- [Tarefa 1]:
Copie palavra por palavra, da notícia sobre a saída de Nísia do ministério, tudo desde "Uma possível saída" até "cargo na legenda.".
- [Tarefa 2]:
Escreva a continuação da notícia sobre a saída de Nísia do ministério, começando logo depois da última frase.

- [Trecho da fonte]:
_ _ _ _

Com a saída de Nísia, o governo Lula passa a ter nove mulheres entre os 38 ministérios. Na primeira composição da equipe ministerial, em 2023, elas eram 11. Ao todo, nos últimos dois anos, foram feitas sete trocas no governo, com a saída de seis ministros — sendo a metade, de mulheres.

Uma possível saída para Lula recuperar parcialmente a representatividade do governo está em outra mudança ministerial, na Secretaria Geral da Presidência da República, atualmente chefiada pelo ministro Márcio Macedo. A presidente do Partido dos Trabalhadores (PT) é a favorita para assumir o posto e recebeu muitos elogios do presidente, durante o aniversário da legenda, no último fim de semana.

"Graças a Deus, o partido compreendeu a necessidade de te eleger porque, se não fosse você, não sei se a gente teria um homem capaz de aguentar a barra que você aguentou defendendo o PT. Você é motivo de orgulho para mim", disse Lula a Gleisi, no evento. A deputada federal está na presidência do PT desde 2017 e é a primeira mulher a assumir o cargo na legenda.

A dispensa de Nísia já era esperada e ocorre após semanas de "fritura" no cargo. Aplaudida de pé por colegas e servidores, ela deixou ontem o ministério, após dois anos de trabalho. "O presidente agradeceu à ministra pelo trabalho e dedicação à frente do ministério", diz a nota oficial do governo.

_ _ _ _

- [Material extraído]:
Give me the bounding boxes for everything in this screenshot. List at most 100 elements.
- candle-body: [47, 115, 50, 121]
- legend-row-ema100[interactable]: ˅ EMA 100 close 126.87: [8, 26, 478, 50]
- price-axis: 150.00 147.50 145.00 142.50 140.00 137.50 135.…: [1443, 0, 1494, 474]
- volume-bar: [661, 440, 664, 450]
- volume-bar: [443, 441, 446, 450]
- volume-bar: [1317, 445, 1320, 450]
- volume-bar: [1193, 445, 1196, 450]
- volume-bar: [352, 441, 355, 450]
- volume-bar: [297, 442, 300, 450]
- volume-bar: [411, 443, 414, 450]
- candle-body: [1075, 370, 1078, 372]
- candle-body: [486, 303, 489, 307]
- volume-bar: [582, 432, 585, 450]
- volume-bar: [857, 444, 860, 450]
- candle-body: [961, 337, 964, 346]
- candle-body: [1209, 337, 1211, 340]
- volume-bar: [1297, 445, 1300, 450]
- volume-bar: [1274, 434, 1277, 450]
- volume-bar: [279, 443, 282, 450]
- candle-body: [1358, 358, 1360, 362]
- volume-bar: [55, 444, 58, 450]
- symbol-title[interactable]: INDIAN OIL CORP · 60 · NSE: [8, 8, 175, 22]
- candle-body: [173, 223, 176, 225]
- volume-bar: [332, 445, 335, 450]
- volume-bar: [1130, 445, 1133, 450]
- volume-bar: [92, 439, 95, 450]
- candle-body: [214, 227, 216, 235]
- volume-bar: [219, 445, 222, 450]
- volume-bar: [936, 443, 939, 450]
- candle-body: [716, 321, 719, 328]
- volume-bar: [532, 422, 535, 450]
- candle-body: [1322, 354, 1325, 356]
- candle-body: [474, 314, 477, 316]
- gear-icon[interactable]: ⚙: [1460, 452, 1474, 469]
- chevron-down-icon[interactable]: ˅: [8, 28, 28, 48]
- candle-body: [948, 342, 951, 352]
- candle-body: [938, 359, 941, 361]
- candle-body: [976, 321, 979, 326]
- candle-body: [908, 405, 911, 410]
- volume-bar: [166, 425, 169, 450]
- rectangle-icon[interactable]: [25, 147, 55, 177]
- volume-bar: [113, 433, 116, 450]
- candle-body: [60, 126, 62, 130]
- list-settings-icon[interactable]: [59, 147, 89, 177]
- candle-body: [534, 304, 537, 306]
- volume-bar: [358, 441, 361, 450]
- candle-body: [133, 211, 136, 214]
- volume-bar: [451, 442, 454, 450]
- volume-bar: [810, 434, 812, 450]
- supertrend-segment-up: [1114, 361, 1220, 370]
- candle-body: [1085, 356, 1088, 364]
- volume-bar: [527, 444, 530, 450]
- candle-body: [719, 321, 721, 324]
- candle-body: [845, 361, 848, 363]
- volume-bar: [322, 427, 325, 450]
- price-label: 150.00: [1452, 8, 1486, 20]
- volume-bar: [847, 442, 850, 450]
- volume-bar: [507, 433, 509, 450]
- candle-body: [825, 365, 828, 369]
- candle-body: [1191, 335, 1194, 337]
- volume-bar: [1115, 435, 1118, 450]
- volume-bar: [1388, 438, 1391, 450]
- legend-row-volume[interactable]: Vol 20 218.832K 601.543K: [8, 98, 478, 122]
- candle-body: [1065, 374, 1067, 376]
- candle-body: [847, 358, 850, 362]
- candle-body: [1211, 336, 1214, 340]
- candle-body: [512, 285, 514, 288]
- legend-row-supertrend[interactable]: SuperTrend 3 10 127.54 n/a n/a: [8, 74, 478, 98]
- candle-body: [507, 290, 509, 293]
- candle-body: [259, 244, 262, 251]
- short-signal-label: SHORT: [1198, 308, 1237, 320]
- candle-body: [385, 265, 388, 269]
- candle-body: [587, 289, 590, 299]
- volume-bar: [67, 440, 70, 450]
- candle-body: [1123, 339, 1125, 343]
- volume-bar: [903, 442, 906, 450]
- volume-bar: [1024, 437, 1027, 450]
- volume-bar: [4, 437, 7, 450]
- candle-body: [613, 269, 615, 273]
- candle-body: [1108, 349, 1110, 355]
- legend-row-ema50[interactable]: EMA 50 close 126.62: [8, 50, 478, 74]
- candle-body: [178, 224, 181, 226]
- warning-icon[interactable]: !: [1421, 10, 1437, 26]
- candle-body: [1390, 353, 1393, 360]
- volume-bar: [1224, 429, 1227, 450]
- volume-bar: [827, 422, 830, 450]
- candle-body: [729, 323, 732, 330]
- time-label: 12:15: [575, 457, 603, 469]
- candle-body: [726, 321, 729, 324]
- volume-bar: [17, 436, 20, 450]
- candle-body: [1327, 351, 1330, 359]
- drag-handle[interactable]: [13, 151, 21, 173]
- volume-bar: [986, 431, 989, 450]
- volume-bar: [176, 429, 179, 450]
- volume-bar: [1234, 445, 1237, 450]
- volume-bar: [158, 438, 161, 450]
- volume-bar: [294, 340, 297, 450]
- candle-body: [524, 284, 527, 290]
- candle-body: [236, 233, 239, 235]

_ _ _ _

- [Resposta 1]:
Uma possível saída para Lula recuperar parcialmente a representatividade do governo está em outra mudança ministerial, na Secretaria Geral da Presidência da República, atualmente chefiada pelo ministro Márcio Macedo. A presidente do Partido dos Trabalhadores (PT) é a favorita para assumir o posto e recebeu muitos elogios do presidente, durante o aniversário da legenda, no último fim de semana.

"Graças a Deus, o partido compreendeu a necessidade de te eleger porque, se não fosse você, não sei se a gente teria um homem capaz de aguentar a barra que você aguentou defendendo o PT. Você é motivo de orgulho para mim", disse Lula a Gleisi, no evento. A deputada federal está na presidência do PT desde 2017 e é a primeira mulher a assumir o cargo na legenda.

- [Resposta 2]:
Antes da reunião em que comunicou a dispensa de Nísia, Lula e a ministra estiveram na cerimônia de anúncio da produção de uma vacina contra a dengue 100% nacional, a partir de 2026. No evento, ficou patente o constrangimento entre os dois.

Primeira mulher a assumir o comando do Ministério da Saúde, Nísia fez um discurso já com tom de despedida. Com a voz trêmula e uma longa lista de agradecimentos à equipe, falou por mais de 30 minutos, o que não condiz com o perfil dela, que prefere falas breves e diretas. O fato de a ministra se alongar nas declarações provocou visível impaciência em Lula, que olhava frequentemente para o relógio. Ao terminar, Nísia foi ovacionada.

No encerramento, Lula foi questionado se faria trocas na Esplanada, mas não respondeu. Uma hora depois, recebeu a ministra em seu gabinete e a comunicou da exoneração.

O chefe do Executivo já vinha dando indícios de insatisfação com o trabalho de Nísia. A principal crise foi no início do ano passado, durante o surto de dengue que atingiu o país. Em uma reunião ministerial, ele cobrou a ministra por uma resposta mais eficaz à doença, e Nísia teria deixado a sala para chorar, reclamando da pressão que vinha sofrendo. À época, o Centrão também pressionava por vaga na pasta.

Nísia também teve imagem desgastada pela queima de doses vencidas da vacina da covid. Além disso, Lula a pressionava por uma entrega melhor do programa Mais Acesso a Especialistas, que busca reduzir a espera nos atendimentos por médicos especialistas no SUS. Para o chefe do Executivo, faltava uma "marca" de seu governo na Saúde.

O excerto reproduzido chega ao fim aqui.